[Dataset records on visual material]
BEGIN

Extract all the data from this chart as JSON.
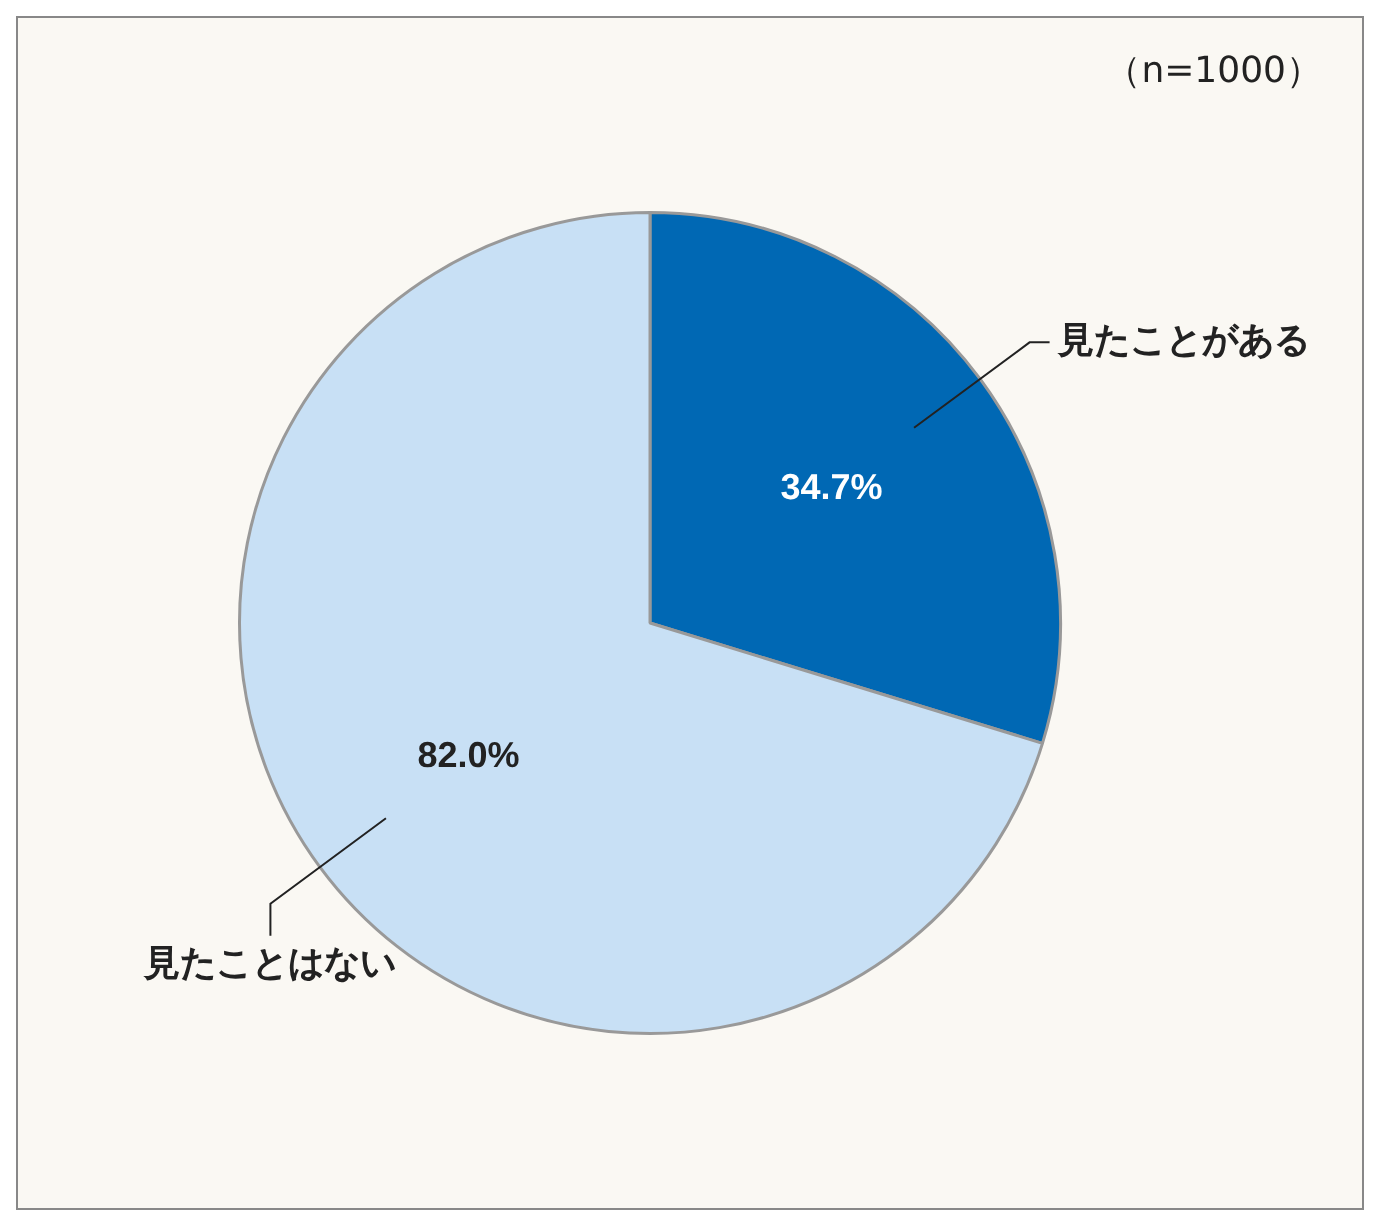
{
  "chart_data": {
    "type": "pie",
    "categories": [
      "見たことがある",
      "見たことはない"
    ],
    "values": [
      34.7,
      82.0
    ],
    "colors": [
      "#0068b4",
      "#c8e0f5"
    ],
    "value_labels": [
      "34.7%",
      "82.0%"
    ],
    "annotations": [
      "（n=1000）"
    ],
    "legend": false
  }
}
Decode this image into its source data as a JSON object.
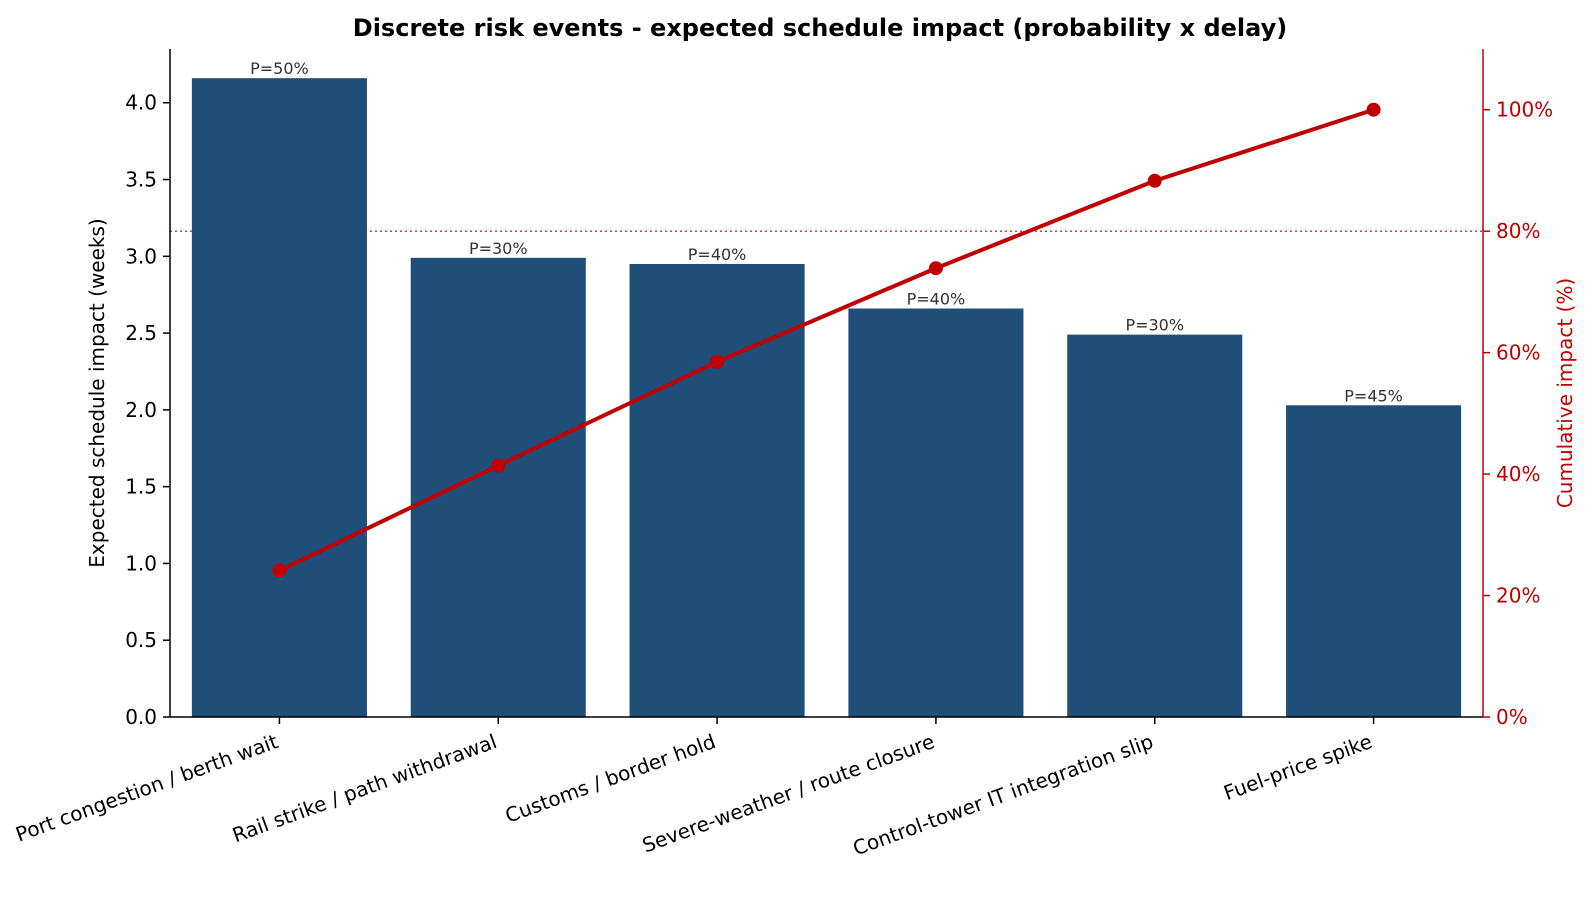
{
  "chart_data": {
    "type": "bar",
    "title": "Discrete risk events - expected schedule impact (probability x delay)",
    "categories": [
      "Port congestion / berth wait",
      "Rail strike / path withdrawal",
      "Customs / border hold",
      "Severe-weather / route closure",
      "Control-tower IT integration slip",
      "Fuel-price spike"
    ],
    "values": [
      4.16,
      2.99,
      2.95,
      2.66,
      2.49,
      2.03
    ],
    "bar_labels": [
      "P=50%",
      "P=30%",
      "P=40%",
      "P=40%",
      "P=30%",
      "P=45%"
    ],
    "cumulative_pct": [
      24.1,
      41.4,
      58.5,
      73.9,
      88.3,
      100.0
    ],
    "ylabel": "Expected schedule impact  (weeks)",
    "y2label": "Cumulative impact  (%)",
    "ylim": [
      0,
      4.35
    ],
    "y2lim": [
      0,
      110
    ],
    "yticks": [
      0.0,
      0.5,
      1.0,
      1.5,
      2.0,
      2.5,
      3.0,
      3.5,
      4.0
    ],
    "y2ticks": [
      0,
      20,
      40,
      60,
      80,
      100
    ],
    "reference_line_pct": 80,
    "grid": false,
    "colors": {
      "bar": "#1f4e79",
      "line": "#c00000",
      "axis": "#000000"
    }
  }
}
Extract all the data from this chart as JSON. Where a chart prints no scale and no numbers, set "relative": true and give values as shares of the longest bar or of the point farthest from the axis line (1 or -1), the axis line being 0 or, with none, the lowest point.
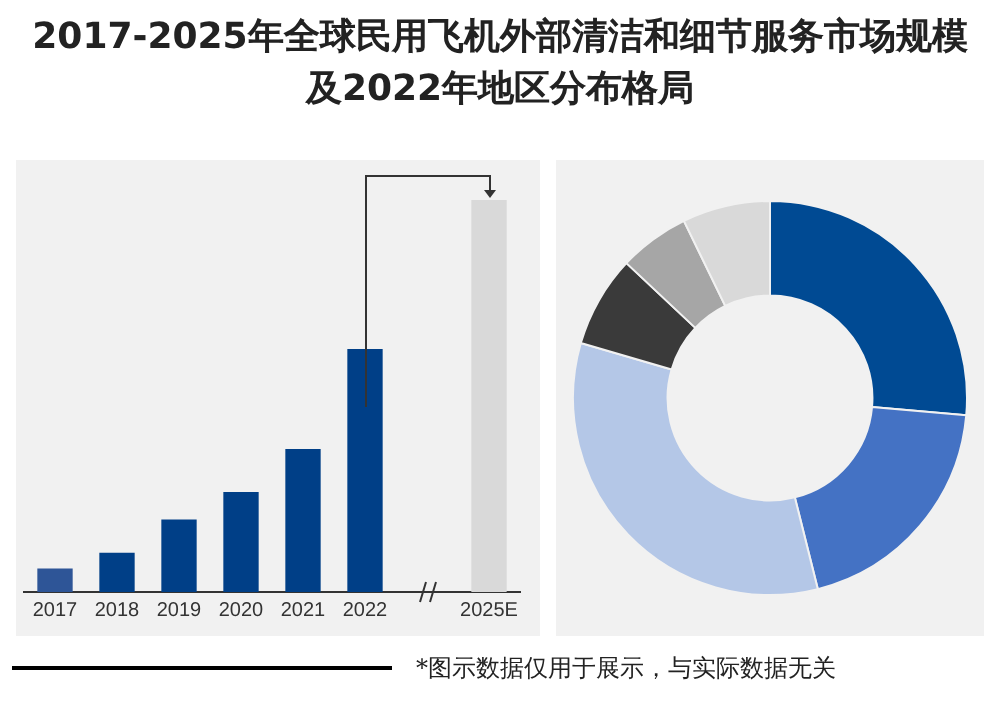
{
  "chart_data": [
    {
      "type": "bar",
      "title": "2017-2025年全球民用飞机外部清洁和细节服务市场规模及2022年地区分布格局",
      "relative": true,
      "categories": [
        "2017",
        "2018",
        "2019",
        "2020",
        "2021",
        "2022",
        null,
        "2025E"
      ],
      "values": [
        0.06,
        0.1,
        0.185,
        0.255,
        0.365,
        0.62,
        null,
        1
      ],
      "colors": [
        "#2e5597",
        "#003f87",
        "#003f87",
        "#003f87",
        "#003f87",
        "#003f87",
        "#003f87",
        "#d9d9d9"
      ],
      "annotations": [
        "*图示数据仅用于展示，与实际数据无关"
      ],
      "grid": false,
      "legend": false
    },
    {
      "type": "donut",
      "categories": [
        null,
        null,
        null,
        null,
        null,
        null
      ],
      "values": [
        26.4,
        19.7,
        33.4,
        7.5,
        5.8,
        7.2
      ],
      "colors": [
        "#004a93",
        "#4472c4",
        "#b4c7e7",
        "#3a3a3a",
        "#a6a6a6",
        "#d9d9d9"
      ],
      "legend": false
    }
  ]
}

END

#### EXERCISE DETAILS:
Every line that holds the string "impact" should be returned.

#### OUTPUT:
    "title": "Discrete risk events - expected schedule impact (probability x delay)",
    "ylabel": "Expected schedule impact  (weeks)",
    "y2label": "Cumulative impact  (%)",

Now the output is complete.